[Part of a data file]
● ● ● ● ●
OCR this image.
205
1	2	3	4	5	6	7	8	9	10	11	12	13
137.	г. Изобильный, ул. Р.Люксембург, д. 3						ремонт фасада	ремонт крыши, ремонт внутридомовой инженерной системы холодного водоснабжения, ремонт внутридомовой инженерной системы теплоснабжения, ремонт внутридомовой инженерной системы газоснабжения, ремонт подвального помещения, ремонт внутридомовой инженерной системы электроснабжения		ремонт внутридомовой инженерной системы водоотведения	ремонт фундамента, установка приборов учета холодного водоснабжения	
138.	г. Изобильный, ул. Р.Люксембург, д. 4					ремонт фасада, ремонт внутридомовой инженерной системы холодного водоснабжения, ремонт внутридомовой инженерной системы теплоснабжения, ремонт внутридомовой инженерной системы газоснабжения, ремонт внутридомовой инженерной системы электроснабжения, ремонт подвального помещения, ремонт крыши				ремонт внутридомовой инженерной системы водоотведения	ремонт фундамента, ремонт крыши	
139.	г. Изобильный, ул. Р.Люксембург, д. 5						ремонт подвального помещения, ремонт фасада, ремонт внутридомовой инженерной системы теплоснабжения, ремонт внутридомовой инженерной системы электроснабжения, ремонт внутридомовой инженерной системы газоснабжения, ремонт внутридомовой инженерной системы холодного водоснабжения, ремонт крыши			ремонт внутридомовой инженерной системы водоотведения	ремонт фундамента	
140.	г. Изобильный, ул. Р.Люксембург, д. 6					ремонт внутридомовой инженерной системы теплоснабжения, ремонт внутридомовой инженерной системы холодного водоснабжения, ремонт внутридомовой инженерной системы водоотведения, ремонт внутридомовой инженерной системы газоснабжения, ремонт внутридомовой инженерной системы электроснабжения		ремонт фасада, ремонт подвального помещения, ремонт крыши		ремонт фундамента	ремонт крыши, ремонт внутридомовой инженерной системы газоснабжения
● ● ● ● ●
**TASK**
Each record should come back exactly as written.

**OUTPUT FOR THIS TASK**
OCR this image.
205
1	2	3	4	5	6	7	8	9	10	11	12	13
137.	г. Изобильный, ул. Р.Люксембург, д. 3						ремонт фасада	ремонт крыши, ремонт внутридомовой инженерной системы холодного водоснабжения, ремонт внутридомовой инженерной системы теплоснабжения, ремонт внутридомовой инженерной системы газоснабжения, ремонт подвального помещения, ремонт внутридомовой инженерной системы электроснабжения		ремонт внутридомовой инженерной системы водоотведения	ремонт фундамента, установка приборов учета холодного водоснабжения	
138.	г. Изобильный, ул. Р.Люксембург, д. 4					ремонт фасада, ремонт внутридомовой инженерной системы холодного водоснабжения, ремонт внутридомовой инженерной системы теплоснабжения, ремонт внутридомовой инженерной системы газоснабжения, ремонт внутридомовой инженерной системы электроснабжения, ремонт подвального помещения, ремонт крыши				ремонт внутридомовой инженерной системы водоотведения	ремонт фундамента, ремонт крыши	
139.	г. Изобильный, ул. Р.Люксембург, д. 5						ремонт подвального помещения, ремонт фасада, ремонт внутридомовой инженерной системы теплоснабжения, ремонт внутридомовой инженерной системы электроснабжения, ремонт внутридомовой инженерной системы газоснабжения, ремонт внутридомовой инженерной системы холодного водоснабжения, ремонт крыши			ремонт внутридомовой инженерной системы водоотведения	ремонт фундамента	
140.	г. Изобильный, ул. Р.Люксембург, д. 6					ремонт внутридомовой инженерной системы теплоснабжения, ремонт внутридомовой инженерной системы холодного водоснабжения, ремонт внутридомовой инженерной системы водоотведения, ремонт внутридомовой инженерной системы газоснабжения, ремонт внутридомовой инженерной системы электроснабжения		ремонт фасада, ремонт подвального помещения, ремонт крыши		ремонт фундамента	ремонт крыши, ремонт внутридомовой инженерной системы газоснабжения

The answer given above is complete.